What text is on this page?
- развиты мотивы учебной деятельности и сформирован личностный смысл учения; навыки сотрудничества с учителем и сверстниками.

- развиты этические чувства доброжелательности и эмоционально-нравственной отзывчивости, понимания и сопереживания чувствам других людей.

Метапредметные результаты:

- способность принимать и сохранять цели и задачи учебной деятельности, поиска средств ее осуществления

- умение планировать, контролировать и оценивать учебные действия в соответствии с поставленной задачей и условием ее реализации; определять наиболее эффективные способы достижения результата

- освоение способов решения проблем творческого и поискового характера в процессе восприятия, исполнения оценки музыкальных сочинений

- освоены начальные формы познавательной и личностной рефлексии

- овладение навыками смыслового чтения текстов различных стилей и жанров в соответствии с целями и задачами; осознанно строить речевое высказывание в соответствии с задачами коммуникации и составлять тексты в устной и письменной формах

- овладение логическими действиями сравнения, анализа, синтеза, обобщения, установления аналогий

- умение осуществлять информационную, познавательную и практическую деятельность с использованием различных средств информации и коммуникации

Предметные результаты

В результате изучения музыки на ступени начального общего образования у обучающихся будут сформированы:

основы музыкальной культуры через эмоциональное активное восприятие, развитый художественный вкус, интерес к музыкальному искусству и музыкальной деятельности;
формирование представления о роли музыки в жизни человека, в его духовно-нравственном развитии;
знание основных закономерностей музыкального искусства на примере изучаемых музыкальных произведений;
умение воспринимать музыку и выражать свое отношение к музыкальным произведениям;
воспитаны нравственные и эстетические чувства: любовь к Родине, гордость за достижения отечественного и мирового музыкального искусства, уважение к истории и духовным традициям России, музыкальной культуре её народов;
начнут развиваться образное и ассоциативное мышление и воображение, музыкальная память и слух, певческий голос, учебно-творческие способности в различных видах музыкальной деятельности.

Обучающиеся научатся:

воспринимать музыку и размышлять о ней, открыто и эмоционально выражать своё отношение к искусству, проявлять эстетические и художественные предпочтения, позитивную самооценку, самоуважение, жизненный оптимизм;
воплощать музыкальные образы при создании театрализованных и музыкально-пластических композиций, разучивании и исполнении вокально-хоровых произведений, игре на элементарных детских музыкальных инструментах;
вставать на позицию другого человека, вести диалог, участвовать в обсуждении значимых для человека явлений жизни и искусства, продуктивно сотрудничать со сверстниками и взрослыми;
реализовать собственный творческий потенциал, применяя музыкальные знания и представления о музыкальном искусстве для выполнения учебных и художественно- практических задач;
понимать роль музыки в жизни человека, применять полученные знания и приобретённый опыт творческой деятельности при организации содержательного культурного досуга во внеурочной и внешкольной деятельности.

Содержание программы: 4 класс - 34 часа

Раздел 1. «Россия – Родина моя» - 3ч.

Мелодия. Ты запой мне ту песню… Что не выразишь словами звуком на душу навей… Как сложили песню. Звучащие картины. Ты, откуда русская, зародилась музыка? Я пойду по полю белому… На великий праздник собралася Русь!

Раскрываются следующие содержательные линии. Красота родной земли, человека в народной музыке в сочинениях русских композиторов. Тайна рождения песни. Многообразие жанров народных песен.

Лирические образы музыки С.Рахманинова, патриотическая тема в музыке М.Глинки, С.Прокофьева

### [Requirement]
Each line in the material above must be retyped without alteration.

### [Solved exercise]
What text is on this page?
- развиты мотивы учебной деятельности и сформирован личностный смысл учения; навыки сотрудничества с учителем и сверстниками.

- развиты этические чувства доброжелательности и эмоционально-нравственной отзывчивости, понимания и сопереживания чувствам других людей.

Метапредметные результаты:

- способность принимать и сохранять цели и задачи учебной деятельности, поиска средств ее осуществления

- умение планировать, контролировать и оценивать учебные действия в соответствии с поставленной задачей и условием ее реализации; определять наиболее эффективные способы достижения результата

- освоение способов решения проблем творческого и поискового характера в процессе восприятия, исполнения оценки музыкальных сочинений

- освоены начальные формы познавательной и личностной рефлексии

- овладение навыками смыслового чтения текстов различных стилей и жанров в соответствии с целями и задачами; осознанно строить речевое высказывание в соответствии с задачами коммуникации и составлять тексты в устной и письменной формах

- овладение логическими действиями сравнения, анализа, синтеза, обобщения, установления аналогий

- умение осуществлять информационную, познавательную и практическую деятельность с использованием различных средств информации и коммуникации

Предметные результаты

В результате изучения музыки на ступени начального общего образования у обучающихся будут сформированы:

основы музыкальной культуры через эмоциональное активное восприятие, развитый художественный вкус, интерес к музыкальному искусству и музыкальной деятельности;
формирование представления о роли музыки в жизни человека, в его духовно-нравственном развитии;
знание основных закономерностей музыкального искусства на примере изучаемых музыкальных произведений;
умение воспринимать музыку и выражать свое отношение к музыкальным произведениям;
воспитаны нравственные и эстетические чувства: любовь к Родине, гордость за достижения отечественного и мирового музыкального искусства, уважение к истории и духовным традициям России, музыкальной культуре её народов;
начнут развиваться образное и ассоциативное мышление и воображение, музыкальная память и слух, певческий голос, учебно-творческие способности в различных видах музыкальной деятельности.

Обучающиеся научатся:

воспринимать музыку и размышлять о ней, открыто и эмоционально выражать своё отношение к искусству, проявлять эстетические и художественные предпочтения, позитивную самооценку, самоуважение, жизненный оптимизм;
воплощать музыкальные образы при создании театрализованных и музыкально-пластических композиций, разучивании и исполнении вокально-хоровых произведений, игре на элементарных детских музыкальных инструментах;
вставать на позицию другого человека, вести диалог, участвовать в обсуждении значимых для человека явлений жизни и искусства, продуктивно сотрудничать со сверстниками и взрослыми;
реализовать собственный творческий потенциал, применяя музыкальные знания и представления о музыкальном искусстве для выполнения учебных и художественно- практических задач;
понимать роль музыки в жизни человека, применять полученные знания и приобретённый опыт творческой деятельности при организации содержательного культурного досуга во внеурочной и внешкольной деятельности.

Содержание программы: 4 класс - 34 часа

Раздел 1. «Россия – Родина моя» - 3ч.

Мелодия. Ты запой мне ту песню… Что не выразишь словами звуком на душу навей… Как сложили песню. Звучащие картины. Ты, откуда русская, зародилась музыка? Я пойду по полю белому… На великий праздник собралася Русь!

Раскрываются следующие содержательные линии. Красота родной земли, человека в народной музыке в сочинениях русских композиторов. Тайна рождения песни. Многообразие жанров народных песен.

Лирические образы музыки С.Рахманинова, патриотическая тема в музыке М.Глинки, С.Прокофьева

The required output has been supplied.